Saved entries
-=-=-

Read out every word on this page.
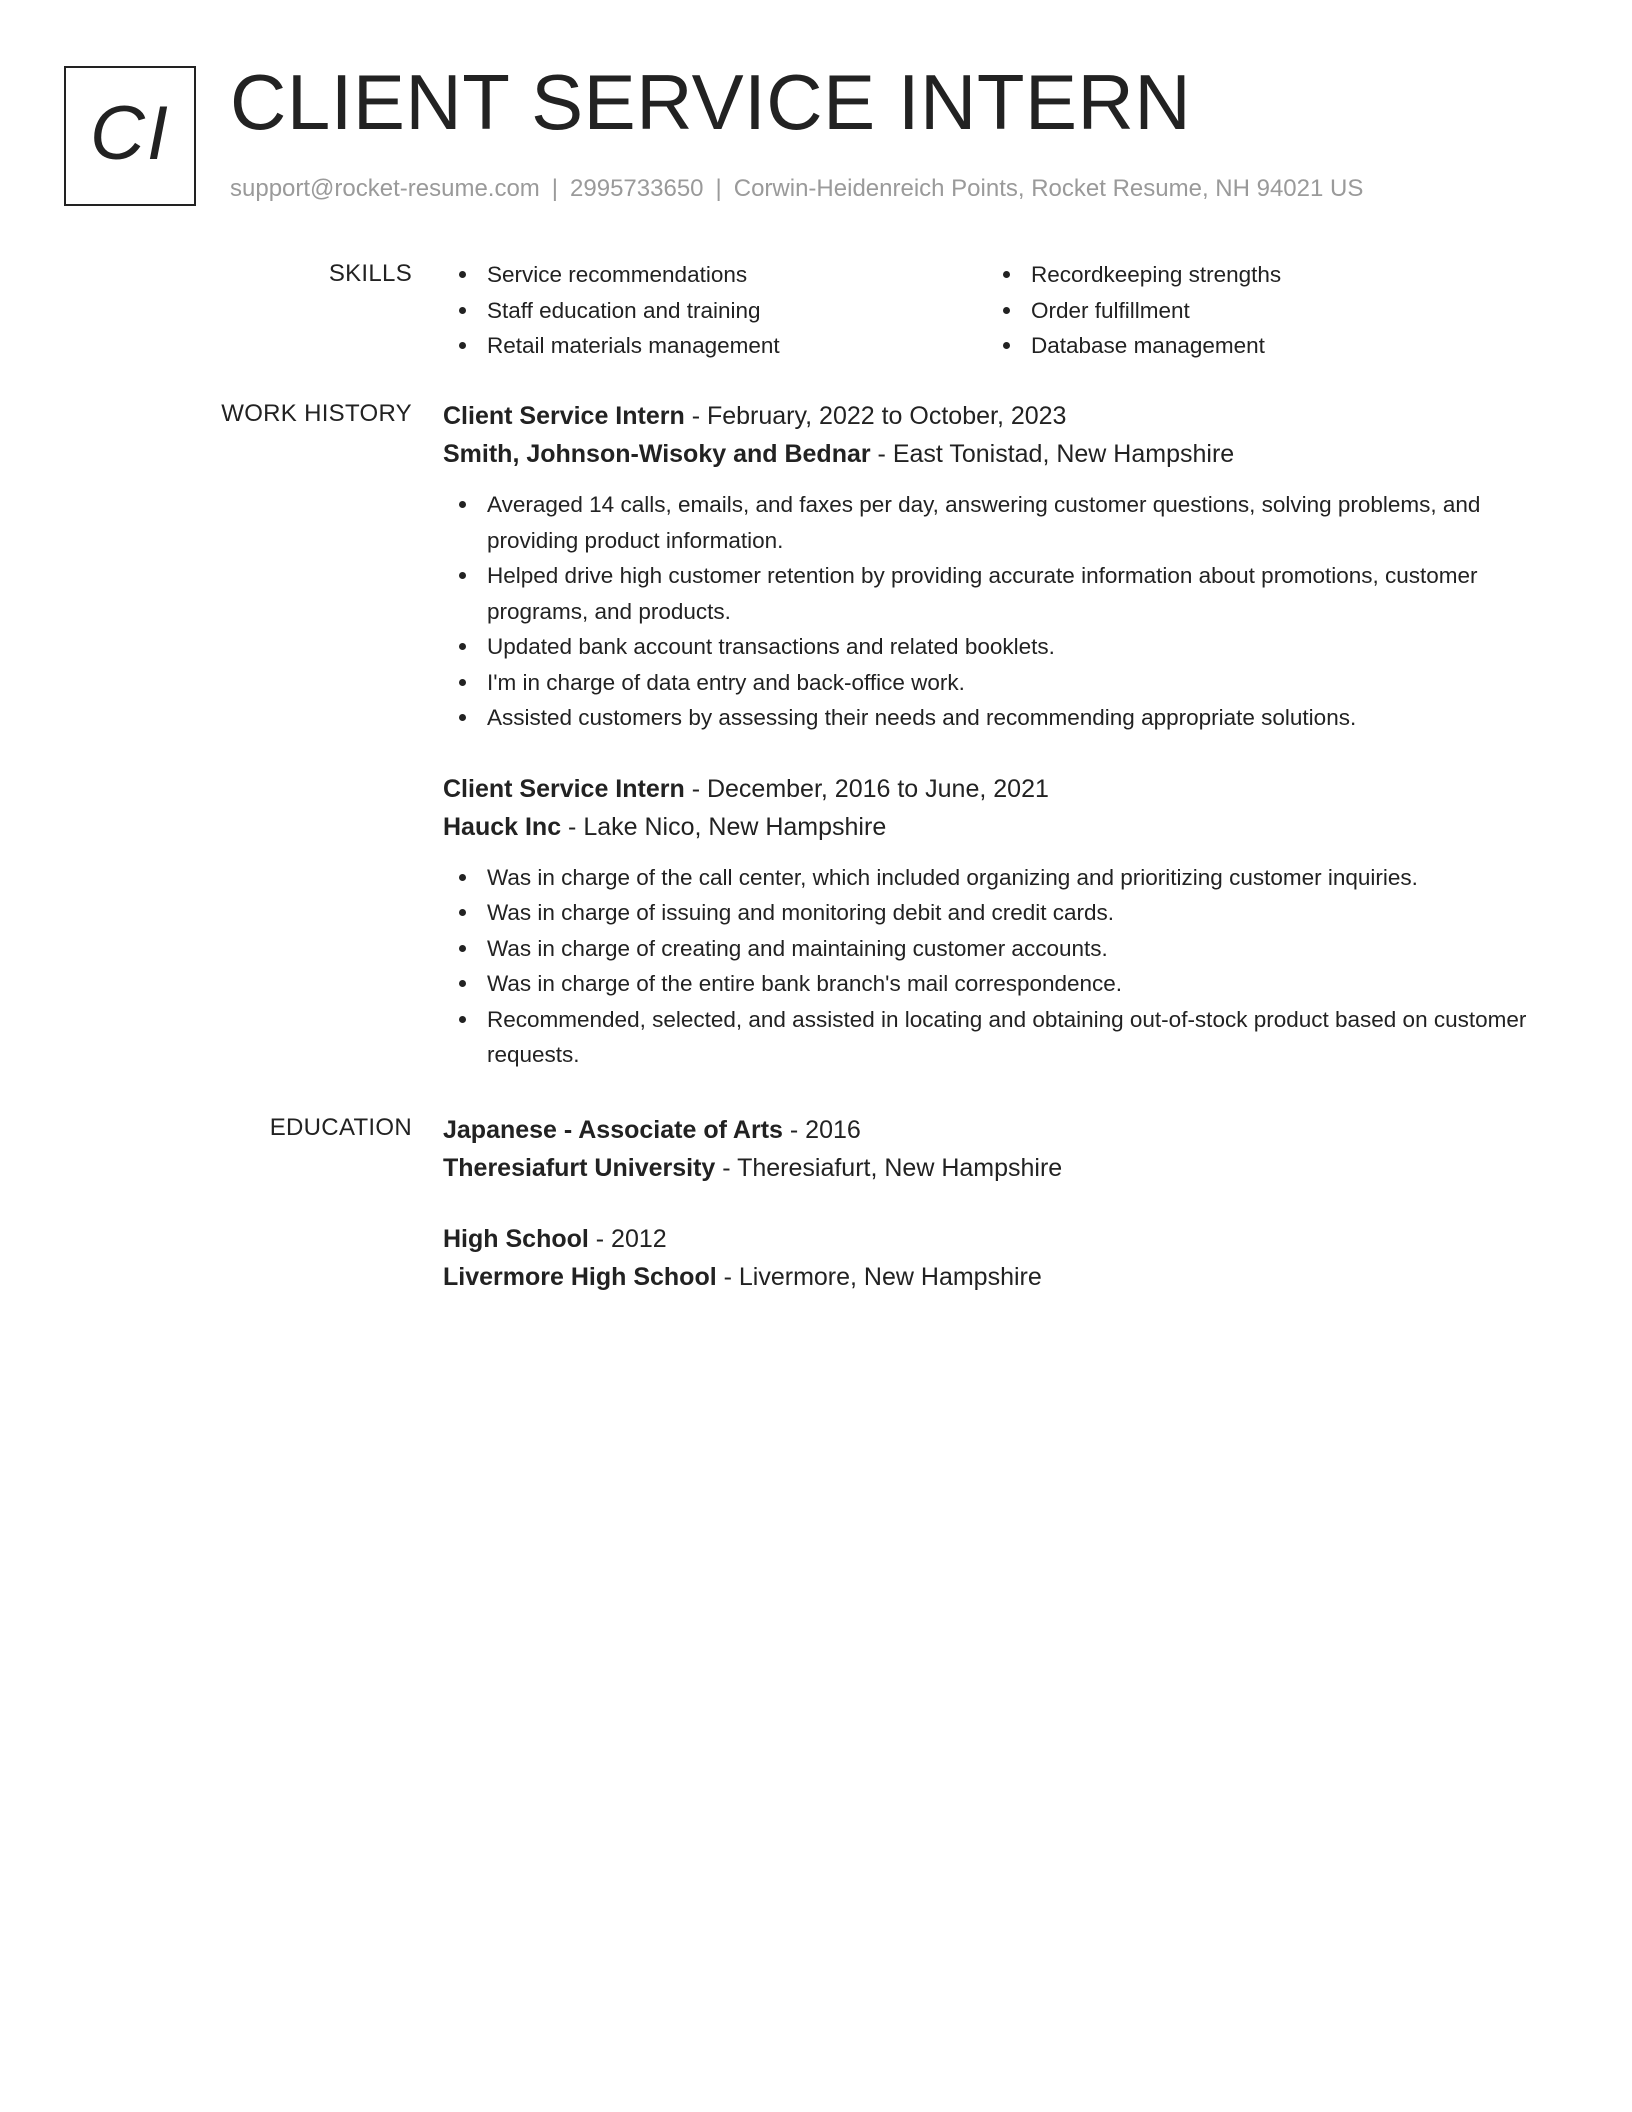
CI CLIENT SERVICE INTERN
support@rocket-resume.com | 2995733650 | Corwin-Heidenreich Points, Rocket Resume, NH 94021 US
SKILLS	Service recommendations
Staff education and training
Retail materials management
Recordkeeping strengths
Order fulfillment
Database management
WORK HISTORY Client Service Intern - February, 2022 to October, 2023
Smith, Johnson-Wisoky and Bednar - East Tonistad, New Hampshire
Averaged 14 calls, emails, and faxes per day, answering customer questions, solving problems, and providing product information.
Helped drive high customer retention by providing accurate information about promotions, customer programs, and products.
Updated bank account transactions and related booklets.
I'm in charge of data entry and back-office work.
Assisted customers by assessing their needs and recommending appropriate solutions.
Client Service Intern - December, 2016 to June, 2021
Hauck Inc - Lake Nico, New Hampshire
Was in charge of the call center, which included organizing and prioritizing customer inquiries.
Was in charge of issuing and monitoring debit and credit cards.
Was in charge of creating and maintaining customer accounts.
Was in charge of the entire bank branch's mail correspondence.
Recommended, selected, and assisted in locating and obtaining out-of-stock product based on customer requests.
EDUCATION Japanese - Associate of Arts - 2016
Theresiafurt University - Theresiafurt, New Hampshire
High School - 2012
Livermore High School - Livermore, New Hampshire
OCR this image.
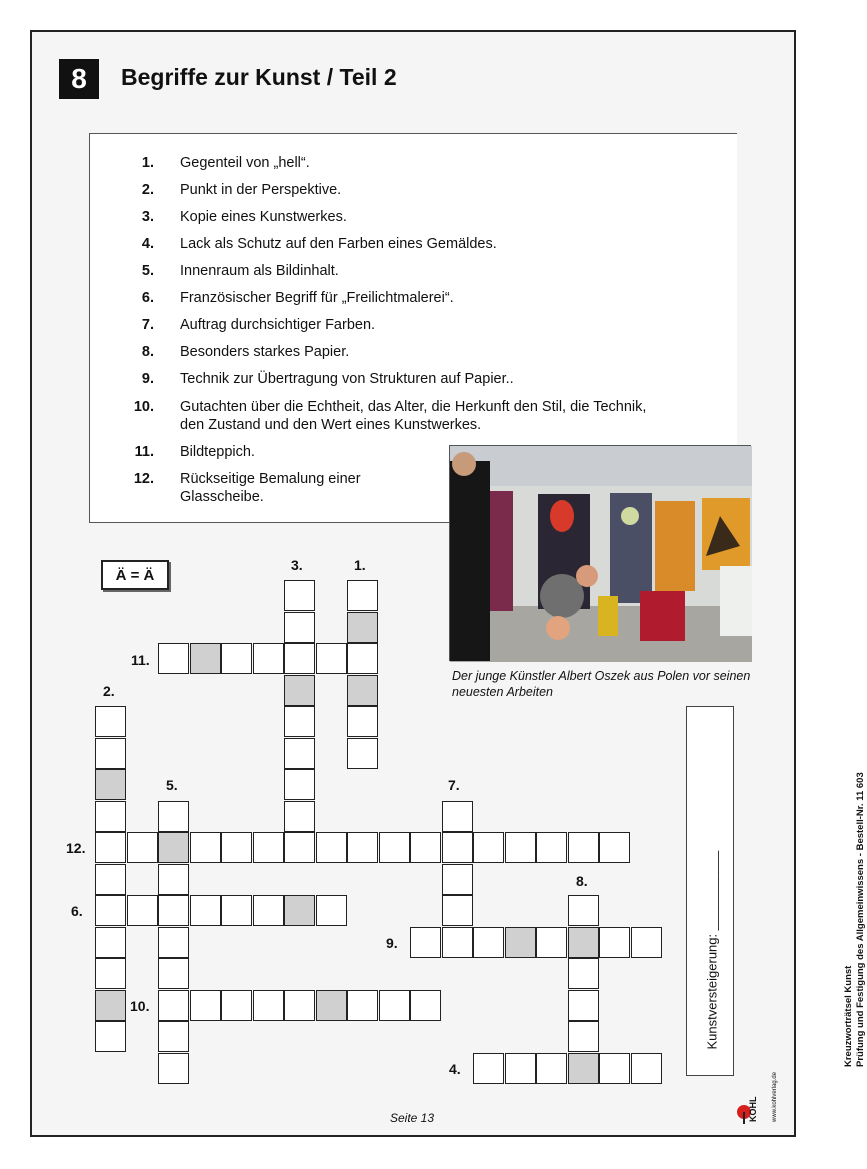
8	Begriffe zur Kunst / Teil 2
1. Gegenteil von „hell“.
2. Punkt in der Perspektive.
3. Kopie eines Kunstwerkes.
4. Lack als Schutz auf den Farben eines Gemäldes.
5. Innenraum als Bildinhalt.
6. Französischer Begriff für „Freilichtmalerei“.
7. Auftrag durchsichtiger Farben.
8. Besonders starkes Papier.
9. Technik zur Übertragung von Strukturen auf Papier..
10. Gutachten über die Echtheit, das Alter, die Herkunft den Stil, die Technik,
den Zustand und den Wert eines Kunstwerkes.
11. Bildteppich.
12. Rückseitige Bemalung einer
Glasscheibe.
Der junge Künstler Albert Oszek aus Polen vor seinen neuesten Arbeiten
Ä = Ä
3.	1.
11.
2.
5.	7.
12.
8.
6.
9.
10.
4.
Kunstversteigerung: ___________	Kreuzworträtsel Kunst Prüfung und Festigung des Allgemeinwissens - Bestell-Nr. 11 603
KOHL www.kohlverlag.de
Seite 13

-=-=-

Reproduce the full listing faithfully, but do not carry over any pictures.

Read out every word on this page.
CI CLIENT SERVICE INTERN
support@rocket-resume.com | 2995733650 | Corwin-Heidenreich Points, Rocket Resume, NH 94021 US
SKILLS	Service recommendations
Staff education and training
Retail materials management
Recordkeeping strengths
Order fulfillment
Database management
WORK HISTORY Client Service Intern - February, 2022 to October, 2023
Smith, Johnson-Wisoky and Bednar - East Tonistad, New Hampshire
Averaged 14 calls, emails, and faxes per day, answering customer questions, solving problems, and providing product information.
Helped drive high customer retention by providing accurate information about promotions, customer programs, and products.
Updated bank account transactions and related booklets.
I'm in charge of data entry and back-office work.
Assisted customers by assessing their needs and recommending appropriate solutions.
Client Service Intern - December, 2016 to June, 2021
Hauck Inc - Lake Nico, New Hampshire
Was in charge of the call center, which included organizing and prioritizing customer inquiries.
Was in charge of issuing and monitoring debit and credit cards.
Was in charge of creating and maintaining customer accounts.
Was in charge of the entire bank branch's mail correspondence.
Recommended, selected, and assisted in locating and obtaining out-of-stock product based on customer requests.
EDUCATION Japanese - Associate of Arts - 2016
Theresiafurt University - Theresiafurt, New Hampshire
High School - 2012
Livermore High School - Livermore, New Hampshire
OCR this image.
8	Begriffe zur Kunst / Teil 2
1. Gegenteil von „hell“.
2. Punkt in der Perspektive.
3. Kopie eines Kunstwerkes.
4. Lack als Schutz auf den Farben eines Gemäldes.
5. Innenraum als Bildinhalt.
6. Französischer Begriff für „Freilichtmalerei“.
7. Auftrag durchsichtiger Farben.
8. Besonders starkes Papier.
9. Technik zur Übertragung von Strukturen auf Papier..
10. Gutachten über die Echtheit, das Alter, die Herkunft den Stil, die Technik,
den Zustand und den Wert eines Kunstwerkes.
11. Bildteppich.
12. Rückseitige Bemalung einer
Glasscheibe.
Der junge Künstler Albert Oszek aus Polen vor seinen neuesten Arbeiten
Ä = Ä
3.	1.
11.
2.
5.	7.
12.
8.
6.
9.
10.
4.
Kunstversteigerung: ___________	Kreuzworträtsel Kunst Prüfung und Festigung des Allgemeinwissens - Bestell-Nr. 11 603
KOHL www.kohlverlag.de
Seite 13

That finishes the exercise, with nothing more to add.